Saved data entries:
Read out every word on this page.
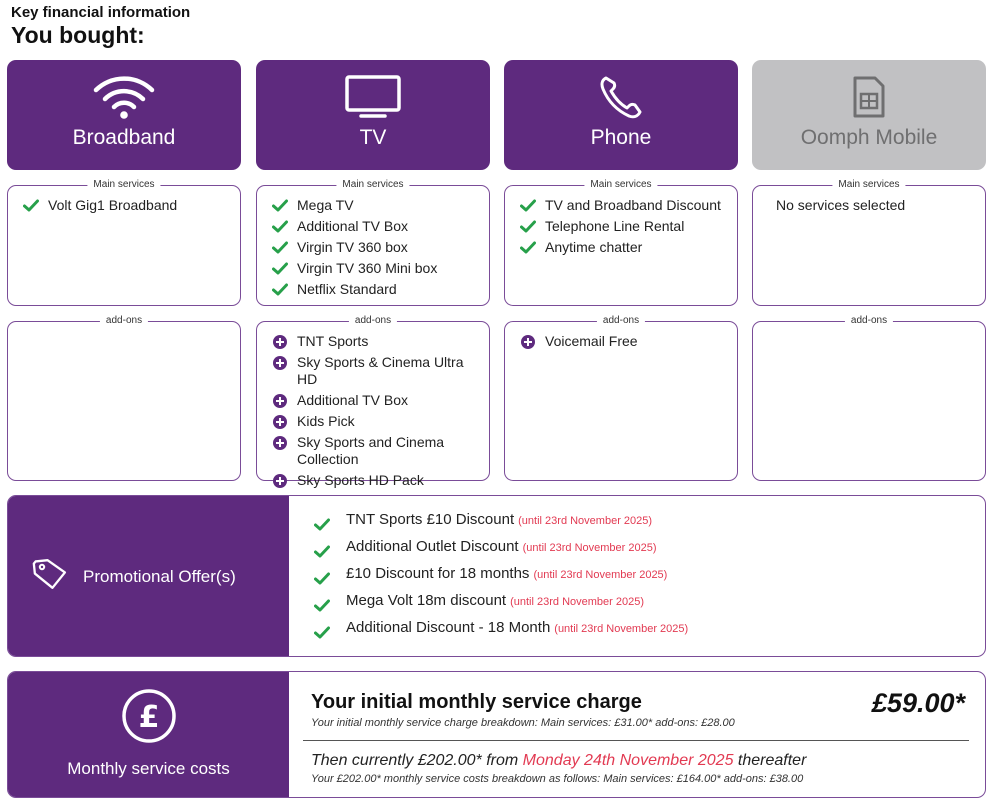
Key financial information
You bought:
Broadband	TV	Phone	Oomph Mobile
Main services
Volt Gig1 Broadband
Main services
Mega TV
Additional TV Box
Virgin TV 360 box
Virgin TV 360 Mini box
Netflix Standard
Main services
TV and Broadband Discount
Telephone Line Rental
Anytime chatter
Main services
No services selected
add-ons	add-ons
TNT Sports
Sky Sports & Cinema Ultra HD
Additional TV Box
Kids Pick
Sky Sports and Cinema Collection
Sky Sports HD Pack
add-ons
Voicemail Free
add-ons
Promotional Offer(s)
TNT Sports £10 Discount (until 23rd November 2025)
Additional Outlet Discount (until 23rd November 2025)
£10 Discount for 18 months (until 23rd November 2025)
Mega Volt 18m discount (until 23rd November 2025)
Additional Discount - 18 Month (until 23rd November 2025)
£
Monthly service costs
Your initial monthly service charge
Your initial monthly service charge breakdown: Main services: £31.00* add-ons: £28.00
£59.00*
Then currently £202.00* from Monday 24th November 2025 thereafter
Your £202.00* monthly service costs breakdown as follows: Main services: £164.00* add-ons: £38.00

> Exercise: Pictures are to be left out; repeat all the remaining data exactly.

> Solution:
Read out every word on this page.
Key financial information
You bought:
Broadband	TV	Phone	Oomph Mobile
Main services
Volt Gig1 Broadband
Main services
Mega TV
Additional TV Box
Virgin TV 360 box
Virgin TV 360 Mini box
Netflix Standard
Main services
TV and Broadband Discount
Telephone Line Rental
Anytime chatter
Main services
No services selected
add-ons	add-ons
TNT Sports
Sky Sports & Cinema Ultra HD
Additional TV Box
Kids Pick
Sky Sports and Cinema Collection
Sky Sports HD Pack
add-ons
Voicemail Free
add-ons
Promotional Offer(s)
TNT Sports £10 Discount (until 23rd November 2025)
Additional Outlet Discount (until 23rd November 2025)
£10 Discount for 18 months (until 23rd November 2025)
Mega Volt 18m discount (until 23rd November 2025)
Additional Discount - 18 Month (until 23rd November 2025)
£
Monthly service costs
Your initial monthly service charge
Your initial monthly service charge breakdown: Main services: £31.00* add-ons: £28.00
£59.00*
Then currently £202.00* from Monday 24th November 2025 thereafter
Your £202.00* monthly service costs breakdown as follows: Main services: £164.00* add-ons: £38.00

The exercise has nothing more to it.